▶ [Written instruction]
Pull every line with the word "removal" out of the entries below.

▶ [Records for the exercise]
:::::

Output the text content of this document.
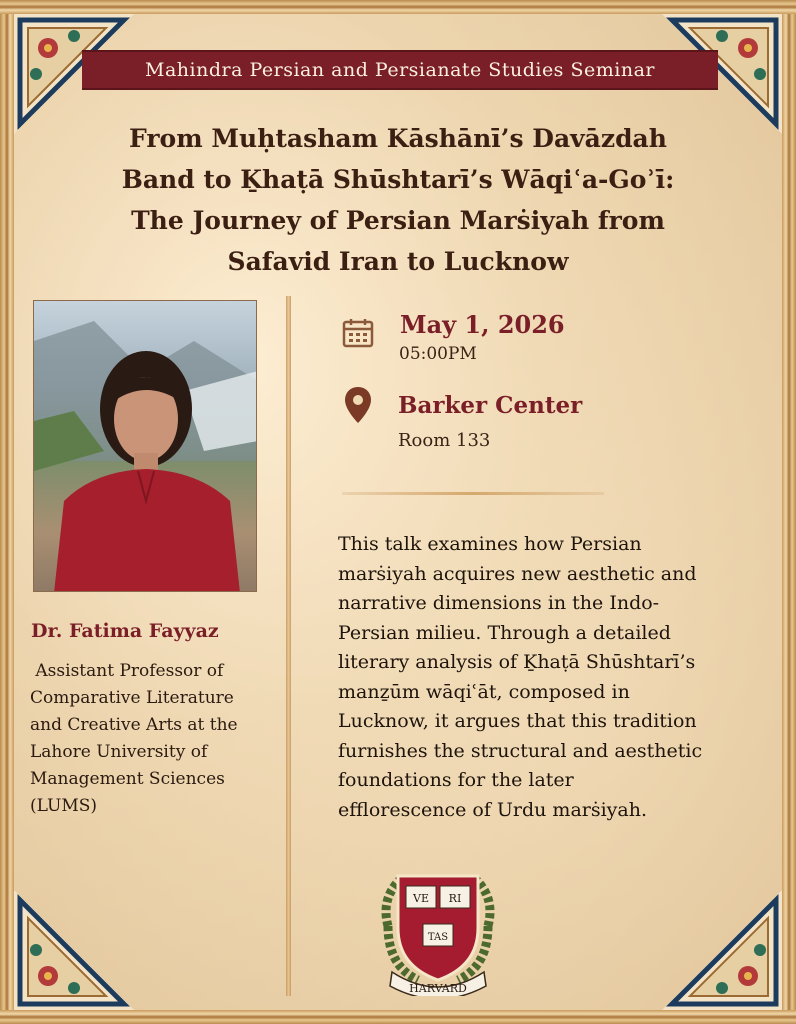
Mahindra Persian and Persianate Studies Seminar
From Muḥtasham Kāshānī’s Davāzdah
Band to Ḵhaṭā Shūshtarī’s Wāqiʿa-Goʾī:
The Journey of Persian Marṡiyah from
Safavid Iran to Lucknow
Dr. Fatima Fayyaz
Assistant Professor of
Comparative Literature
and Creative Arts at the
Lahore University of
Management Sciences
(LUMS)
May 1, 2026
05:00PM
Barker Center
Room 133
This talk examines how Persian
marṡiyah acquires new aesthetic and
narrative dimensions in the Indo-
Persian milieu. Through a detailed
literary analysis of Ḵhaṭā Shūshtarī’s
manẕūm wāqiʿāt, composed in
Lucknow, it argues that this tradition
furnishes the structural and aesthetic
foundations for the later
efflorescence of Urdu marṡiyah.
VE RI
TAS
HARVARD
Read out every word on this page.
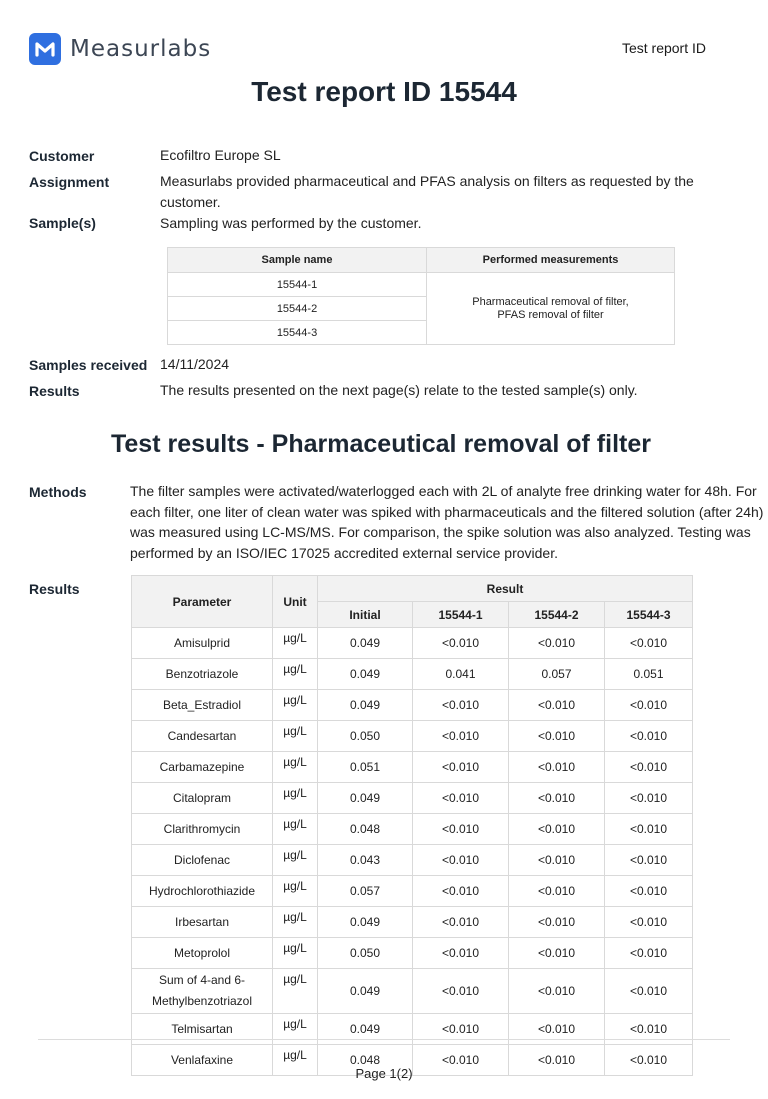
Measurlabs	Test report ID
Test report ID 15544
Customer	Ecofiltro Europe SL
Assignment	Measurlabs provided pharmaceutical and PFAS analysis on filters as requested by the customer.
Sample(s)	Sampling was performed by the customer.
Sample name	Performed measurements
15544-1	Pharmaceutical removal of filter,
PFAS removal of filter
15544-2	
15544-3	
Samples received 14/11/2024
Results	The results presented on the next page(s) relate to the tested sample(s) only.
Test results - Pharmaceutical removal of filter
Methods	The filter samples were activated/waterlogged each with 2L of analyte free drinking water for 48h. For each filter, one liter of clean water was spiked with pharmaceuticals and the filtered solution (after 24h) was measured using LC-MS/MS. For comparison, the spike solution was also analyzed. Testing was performed by an ISO/IEC 17025 accredited external service provider.
Results
Parameter	Unit	Result			
		Initial	15544-1	15544-2	15544-3
Amisulprid	µg/L	0.049	<0.010	<0.010	<0.010
Benzotriazole	µg/L	0.049	0.041	0.057	0.051
Beta_Estradiol	µg/L	0.049	<0.010	<0.010	<0.010
Candesartan	µg/L	0.050	<0.010	<0.010	<0.010
Carbamazepine	µg/L	0.051	<0.010	<0.010	<0.010
Citalopram	µg/L	0.049	<0.010	<0.010	<0.010
Clarithromycin	µg/L	0.048	<0.010	<0.010	<0.010
Diclofenac	µg/L	0.043	<0.010	<0.010	<0.010
Hydrochlorothiazide	µg/L	0.057	<0.010	<0.010	<0.010
Irbesartan	µg/L	0.049	<0.010	<0.010	<0.010
Metoprolol	µg/L	0.050	<0.010	<0.010	<0.010
Sum of 4-and 6-Methylbenzotriazol	µg/L	0.049	<0.010	<0.010	<0.010
Telmisartan	µg/L	0.049	<0.010	<0.010	<0.010
Venlafaxine	µg/L	0.048	<0.010	<0.010	<0.010
Page 1(2)
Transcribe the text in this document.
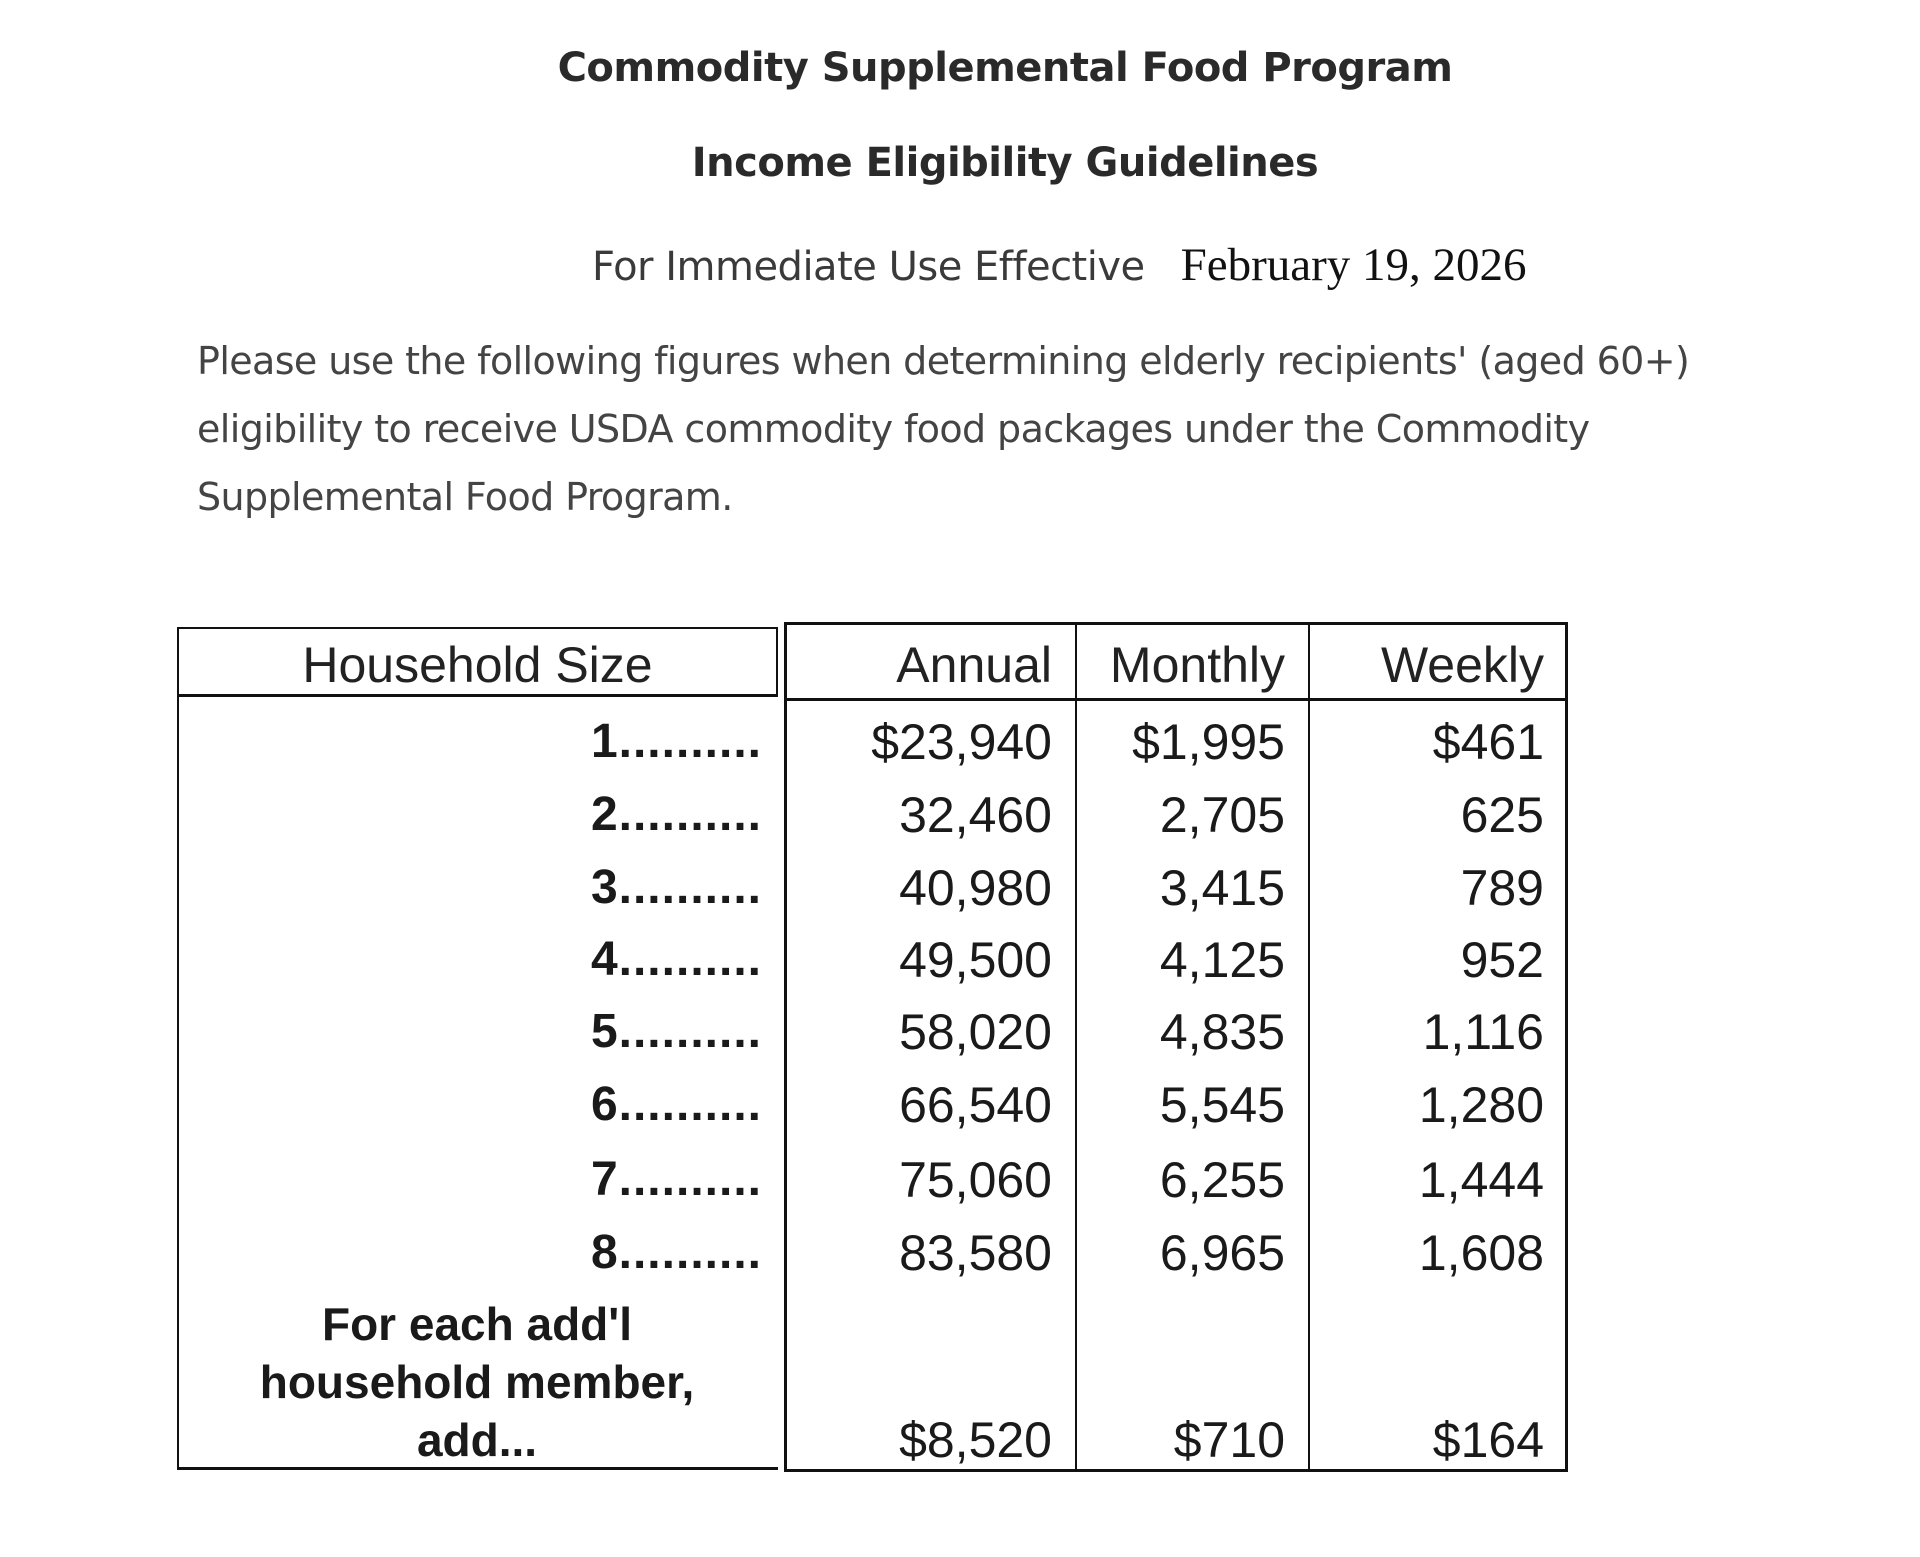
Commodity Supplemental Food Program
Income Eligibility Guidelines
For Immediate Use Effective February 19, 2026

Please use the following figures when determining elderly recipients' (aged 60+)
eligibility to receive USDA commodity food packages under the Commodity
Supplemental Food Program.

Household Size	Annual	Monthly	Weekly
1..........	$23,940	$1,995	$461
2..........	32,460	2,705	625
3..........	40,980	3,415	789
4..........	49,500	4,125	952
5..........	58,020	4,835	1,116
6..........	66,540	5,545	1,280
7..........	75,060	6,255	1,444
8..........	83,580	6,965	1,608
For each add'l
household member,
add...	$8,520	$710	$164
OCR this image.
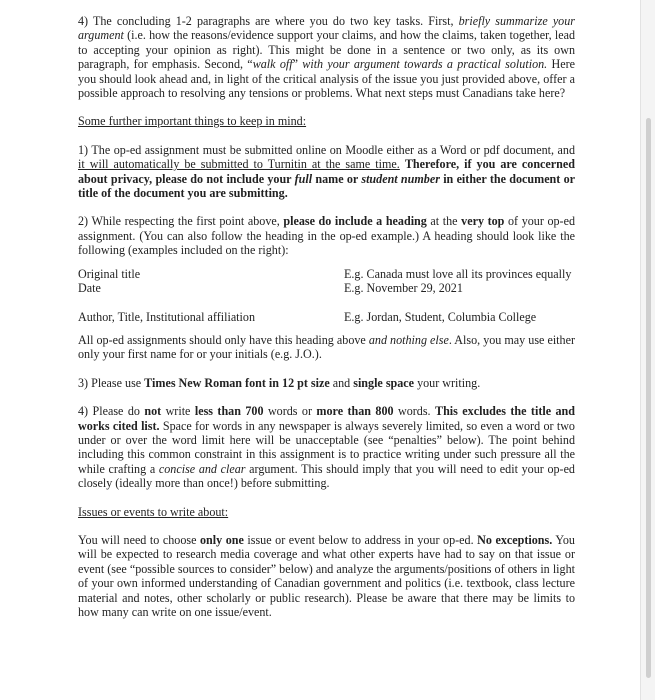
4) The concluding 1-2 paragraphs are where you do two key tasks. First, briefly summarize your argument (i.e. how the reasons/evidence support your claims, and how the claims, taken together, lead to accepting your opinion as right). This might be done in a sentence or two only, as its own paragraph, for emphasis. Second, “walk off” with your argument towards a practical solution. Here you should look ahead and, in light of the critical analysis of the issue you just provided above, offer a possible approach to resolving any tensions or problems. What next steps must Canadians take here?

Some further important things to keep in mind:

1) The op-ed assignment must be submitted online on Moodle either as a Word or pdf document, and it will automatically be submitted to Turnitin at the same time. Therefore, if you are concerned about privacy, please do not include your full name or student number in either the document or title of the document you are submitting.

2) While respecting the first point above, please do include a heading at the very top of your op-ed assignment. (You can also follow the heading in the op-ed example.) A heading should look like the following (examples included on the right):

Original title	E.g. Canada must love all its provinces equally
Date	E.g. November 29, 2021
Author, Title, Institutional affiliation	E.g. Jordan, Student, Columbia College

All op-ed assignments should only have this heading above and nothing else. Also, you may use either only your first name for or your initials (e.g. J.O.).

3) Please use Times New Roman font in 12 pt size and single space your writing.

4) Please do not write less than 700 words or more than 800 words. This excludes the title and works cited list. Space for words in any newspaper is always severely limited, so even a word or two under or over the word limit here will be unacceptable (see “penalties” below). The point behind including this common constraint in this assignment is to practice writing under such pressure all the while crafting a concise and clear argument. This should imply that you will need to edit your op-ed closely (ideally more than once!) before submitting.

Issues or events to write about:

You will need to choose only one issue or event below to address in your op-ed. No exceptions. You will be expected to research media coverage and what other experts have had to say on that issue or event (see “possible sources to consider” below) and analyze the arguments/positions of others in light of your own informed understanding of Canadian government and politics (i.e. textbook, class lecture material and notes, other scholarly or public research). Please be aware that there may be limits to how many can write on one issue/event.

:::::

▶ [Output]
15544-1	Pharmaceutical removal of filter,
PFAS removal of filter
Test results - Pharmaceutical removal of filter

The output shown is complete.